Records follow. Pull out every line that contains "Modelo".

— BEGIN Records provided —

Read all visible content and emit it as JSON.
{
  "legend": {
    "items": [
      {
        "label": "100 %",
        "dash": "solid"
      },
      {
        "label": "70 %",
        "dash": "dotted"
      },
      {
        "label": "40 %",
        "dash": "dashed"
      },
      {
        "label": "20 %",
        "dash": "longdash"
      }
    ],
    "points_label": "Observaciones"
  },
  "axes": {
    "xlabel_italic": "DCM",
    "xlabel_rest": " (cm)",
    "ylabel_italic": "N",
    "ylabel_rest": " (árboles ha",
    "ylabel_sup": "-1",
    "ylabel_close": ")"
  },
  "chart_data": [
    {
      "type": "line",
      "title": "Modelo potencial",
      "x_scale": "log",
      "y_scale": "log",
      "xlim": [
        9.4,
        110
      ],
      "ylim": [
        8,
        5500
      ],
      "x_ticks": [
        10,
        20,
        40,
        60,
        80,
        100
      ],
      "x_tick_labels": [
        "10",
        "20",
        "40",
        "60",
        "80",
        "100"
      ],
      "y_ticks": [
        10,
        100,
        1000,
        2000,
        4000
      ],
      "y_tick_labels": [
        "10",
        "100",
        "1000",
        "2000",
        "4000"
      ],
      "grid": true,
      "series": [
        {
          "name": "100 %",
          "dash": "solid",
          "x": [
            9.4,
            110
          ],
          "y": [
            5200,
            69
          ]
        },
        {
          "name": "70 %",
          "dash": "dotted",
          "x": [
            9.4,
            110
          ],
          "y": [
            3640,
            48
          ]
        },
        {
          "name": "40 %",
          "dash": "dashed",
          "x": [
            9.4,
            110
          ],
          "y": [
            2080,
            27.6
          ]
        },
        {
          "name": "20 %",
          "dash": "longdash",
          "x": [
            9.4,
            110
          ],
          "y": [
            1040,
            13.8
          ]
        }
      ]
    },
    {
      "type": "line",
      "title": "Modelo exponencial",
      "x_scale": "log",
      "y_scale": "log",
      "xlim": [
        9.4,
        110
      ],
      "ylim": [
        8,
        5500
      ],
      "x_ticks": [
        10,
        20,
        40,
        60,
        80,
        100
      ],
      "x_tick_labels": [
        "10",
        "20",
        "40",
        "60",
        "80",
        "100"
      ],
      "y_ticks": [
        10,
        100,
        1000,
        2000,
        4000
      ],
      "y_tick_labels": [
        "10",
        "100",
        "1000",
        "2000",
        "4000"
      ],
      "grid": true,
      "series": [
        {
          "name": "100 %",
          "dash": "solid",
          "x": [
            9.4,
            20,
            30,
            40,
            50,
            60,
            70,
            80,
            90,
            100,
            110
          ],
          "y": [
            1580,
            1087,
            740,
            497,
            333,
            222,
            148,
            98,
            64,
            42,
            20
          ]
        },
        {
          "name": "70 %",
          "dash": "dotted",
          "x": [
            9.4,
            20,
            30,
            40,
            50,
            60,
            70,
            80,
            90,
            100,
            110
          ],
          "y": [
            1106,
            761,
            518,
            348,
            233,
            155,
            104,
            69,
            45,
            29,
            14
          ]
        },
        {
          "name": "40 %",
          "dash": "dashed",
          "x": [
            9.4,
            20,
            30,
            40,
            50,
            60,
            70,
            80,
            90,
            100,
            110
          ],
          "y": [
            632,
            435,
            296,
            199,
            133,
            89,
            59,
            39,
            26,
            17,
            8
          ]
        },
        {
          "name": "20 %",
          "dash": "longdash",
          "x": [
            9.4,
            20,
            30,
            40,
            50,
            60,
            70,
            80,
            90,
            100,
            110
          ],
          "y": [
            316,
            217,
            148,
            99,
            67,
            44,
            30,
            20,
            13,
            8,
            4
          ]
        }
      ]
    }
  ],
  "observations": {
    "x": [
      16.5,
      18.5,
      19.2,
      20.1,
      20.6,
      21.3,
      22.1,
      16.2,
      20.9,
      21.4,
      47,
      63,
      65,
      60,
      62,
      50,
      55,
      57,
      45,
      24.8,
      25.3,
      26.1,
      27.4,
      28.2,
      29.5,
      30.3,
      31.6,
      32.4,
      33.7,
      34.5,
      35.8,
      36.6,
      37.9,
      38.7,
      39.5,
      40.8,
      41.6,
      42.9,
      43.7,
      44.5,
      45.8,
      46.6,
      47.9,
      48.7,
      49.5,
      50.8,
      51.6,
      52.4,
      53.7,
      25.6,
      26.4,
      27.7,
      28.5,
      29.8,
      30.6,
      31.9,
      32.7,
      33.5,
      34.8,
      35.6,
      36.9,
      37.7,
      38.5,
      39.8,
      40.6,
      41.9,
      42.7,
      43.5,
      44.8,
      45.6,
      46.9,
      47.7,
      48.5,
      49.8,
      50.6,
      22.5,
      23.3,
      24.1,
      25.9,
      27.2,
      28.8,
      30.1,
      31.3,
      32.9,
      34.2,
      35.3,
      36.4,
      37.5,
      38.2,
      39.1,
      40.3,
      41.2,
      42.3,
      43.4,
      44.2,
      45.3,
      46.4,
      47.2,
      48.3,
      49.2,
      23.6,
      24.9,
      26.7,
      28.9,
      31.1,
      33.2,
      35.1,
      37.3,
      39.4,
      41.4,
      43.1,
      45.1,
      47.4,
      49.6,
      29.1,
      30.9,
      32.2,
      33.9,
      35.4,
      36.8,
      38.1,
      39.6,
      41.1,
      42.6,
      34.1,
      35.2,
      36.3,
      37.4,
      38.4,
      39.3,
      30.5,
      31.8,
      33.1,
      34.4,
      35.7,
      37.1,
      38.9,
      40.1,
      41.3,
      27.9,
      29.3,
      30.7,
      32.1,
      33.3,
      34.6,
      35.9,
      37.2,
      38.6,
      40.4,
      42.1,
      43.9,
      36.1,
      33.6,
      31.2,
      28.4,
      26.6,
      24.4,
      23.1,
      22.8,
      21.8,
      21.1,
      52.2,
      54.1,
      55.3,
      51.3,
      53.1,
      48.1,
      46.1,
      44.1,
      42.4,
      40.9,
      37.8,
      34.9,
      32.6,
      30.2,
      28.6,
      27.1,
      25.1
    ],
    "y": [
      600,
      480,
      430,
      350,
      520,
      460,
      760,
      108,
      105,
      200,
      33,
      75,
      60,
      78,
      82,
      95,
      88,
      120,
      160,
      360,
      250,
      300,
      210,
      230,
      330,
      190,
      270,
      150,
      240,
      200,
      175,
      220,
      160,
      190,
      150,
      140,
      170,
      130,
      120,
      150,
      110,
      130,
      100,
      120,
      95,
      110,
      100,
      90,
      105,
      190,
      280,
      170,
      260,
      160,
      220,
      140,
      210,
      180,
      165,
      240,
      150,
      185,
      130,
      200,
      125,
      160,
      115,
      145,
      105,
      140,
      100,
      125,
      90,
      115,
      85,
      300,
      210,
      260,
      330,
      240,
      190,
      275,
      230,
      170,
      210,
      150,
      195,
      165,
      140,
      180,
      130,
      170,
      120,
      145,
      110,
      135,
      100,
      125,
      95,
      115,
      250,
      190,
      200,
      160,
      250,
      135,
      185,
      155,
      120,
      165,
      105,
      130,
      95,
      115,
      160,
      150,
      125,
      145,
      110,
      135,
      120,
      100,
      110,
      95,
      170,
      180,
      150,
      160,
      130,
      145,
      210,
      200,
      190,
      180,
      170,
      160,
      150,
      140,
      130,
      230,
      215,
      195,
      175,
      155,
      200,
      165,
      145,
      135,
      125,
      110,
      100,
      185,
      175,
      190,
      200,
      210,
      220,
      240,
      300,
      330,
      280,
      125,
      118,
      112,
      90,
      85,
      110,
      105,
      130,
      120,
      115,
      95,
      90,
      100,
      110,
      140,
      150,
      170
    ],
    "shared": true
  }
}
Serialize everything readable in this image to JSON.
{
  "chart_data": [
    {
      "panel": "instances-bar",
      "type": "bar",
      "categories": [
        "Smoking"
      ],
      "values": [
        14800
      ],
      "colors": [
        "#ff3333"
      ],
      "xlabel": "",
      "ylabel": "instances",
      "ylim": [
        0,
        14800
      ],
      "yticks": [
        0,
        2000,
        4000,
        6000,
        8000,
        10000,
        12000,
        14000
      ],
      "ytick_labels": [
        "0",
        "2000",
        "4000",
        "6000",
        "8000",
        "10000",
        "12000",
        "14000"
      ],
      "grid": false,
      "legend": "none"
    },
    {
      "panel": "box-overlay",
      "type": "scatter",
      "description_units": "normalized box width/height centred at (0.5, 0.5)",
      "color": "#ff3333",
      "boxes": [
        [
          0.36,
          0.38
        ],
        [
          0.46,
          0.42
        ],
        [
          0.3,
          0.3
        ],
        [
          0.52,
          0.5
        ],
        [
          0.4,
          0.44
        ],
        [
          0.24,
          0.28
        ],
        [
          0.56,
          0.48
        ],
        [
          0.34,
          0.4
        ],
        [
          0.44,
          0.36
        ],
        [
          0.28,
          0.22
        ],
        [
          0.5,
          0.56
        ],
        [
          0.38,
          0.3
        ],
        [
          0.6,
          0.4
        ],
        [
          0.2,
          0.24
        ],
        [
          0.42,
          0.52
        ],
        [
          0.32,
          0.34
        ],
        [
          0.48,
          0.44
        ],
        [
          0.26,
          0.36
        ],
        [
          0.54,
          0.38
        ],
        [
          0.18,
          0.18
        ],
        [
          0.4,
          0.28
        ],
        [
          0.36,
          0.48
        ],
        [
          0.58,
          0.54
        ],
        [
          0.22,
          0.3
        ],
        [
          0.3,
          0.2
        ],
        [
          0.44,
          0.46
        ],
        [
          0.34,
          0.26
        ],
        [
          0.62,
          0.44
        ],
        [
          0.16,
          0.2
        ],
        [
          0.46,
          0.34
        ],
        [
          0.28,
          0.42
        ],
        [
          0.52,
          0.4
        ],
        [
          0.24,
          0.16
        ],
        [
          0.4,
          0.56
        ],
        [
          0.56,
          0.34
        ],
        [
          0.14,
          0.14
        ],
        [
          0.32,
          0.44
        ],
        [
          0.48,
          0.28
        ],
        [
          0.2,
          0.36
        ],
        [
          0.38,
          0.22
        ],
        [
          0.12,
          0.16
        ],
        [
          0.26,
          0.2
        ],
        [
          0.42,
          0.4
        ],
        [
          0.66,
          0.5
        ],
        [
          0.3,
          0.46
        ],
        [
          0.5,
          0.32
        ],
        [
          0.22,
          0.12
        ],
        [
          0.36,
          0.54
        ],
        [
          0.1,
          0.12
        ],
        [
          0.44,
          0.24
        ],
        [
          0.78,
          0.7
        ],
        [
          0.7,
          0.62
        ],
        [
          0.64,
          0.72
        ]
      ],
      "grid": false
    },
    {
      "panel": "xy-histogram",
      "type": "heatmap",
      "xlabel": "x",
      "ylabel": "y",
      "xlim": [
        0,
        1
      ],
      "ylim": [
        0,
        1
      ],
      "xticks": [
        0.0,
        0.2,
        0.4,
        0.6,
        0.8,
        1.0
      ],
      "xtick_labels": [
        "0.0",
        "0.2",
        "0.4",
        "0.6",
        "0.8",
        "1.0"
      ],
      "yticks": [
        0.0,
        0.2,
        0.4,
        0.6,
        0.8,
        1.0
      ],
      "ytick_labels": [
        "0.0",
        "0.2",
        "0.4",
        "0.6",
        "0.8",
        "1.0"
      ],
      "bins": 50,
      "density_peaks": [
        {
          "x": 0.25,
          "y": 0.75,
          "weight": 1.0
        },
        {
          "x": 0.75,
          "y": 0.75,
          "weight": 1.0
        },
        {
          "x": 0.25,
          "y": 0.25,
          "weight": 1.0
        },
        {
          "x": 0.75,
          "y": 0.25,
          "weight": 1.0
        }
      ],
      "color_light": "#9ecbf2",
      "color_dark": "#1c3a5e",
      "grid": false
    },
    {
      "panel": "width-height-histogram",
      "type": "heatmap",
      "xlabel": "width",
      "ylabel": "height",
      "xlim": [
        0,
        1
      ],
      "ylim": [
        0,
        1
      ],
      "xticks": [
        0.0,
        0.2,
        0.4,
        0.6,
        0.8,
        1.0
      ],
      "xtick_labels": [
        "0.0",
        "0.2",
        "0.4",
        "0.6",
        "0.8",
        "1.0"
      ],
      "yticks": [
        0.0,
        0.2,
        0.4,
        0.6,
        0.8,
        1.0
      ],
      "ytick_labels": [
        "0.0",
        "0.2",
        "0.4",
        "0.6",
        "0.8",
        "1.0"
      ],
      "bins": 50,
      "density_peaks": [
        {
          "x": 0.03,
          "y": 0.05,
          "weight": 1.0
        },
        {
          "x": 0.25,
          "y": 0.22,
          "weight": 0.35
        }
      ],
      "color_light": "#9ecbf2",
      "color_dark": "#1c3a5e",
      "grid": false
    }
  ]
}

— END Records provided —

Solution to the problem ->
      "title": "Modelo potencial",
      "title": "Modelo exponencial",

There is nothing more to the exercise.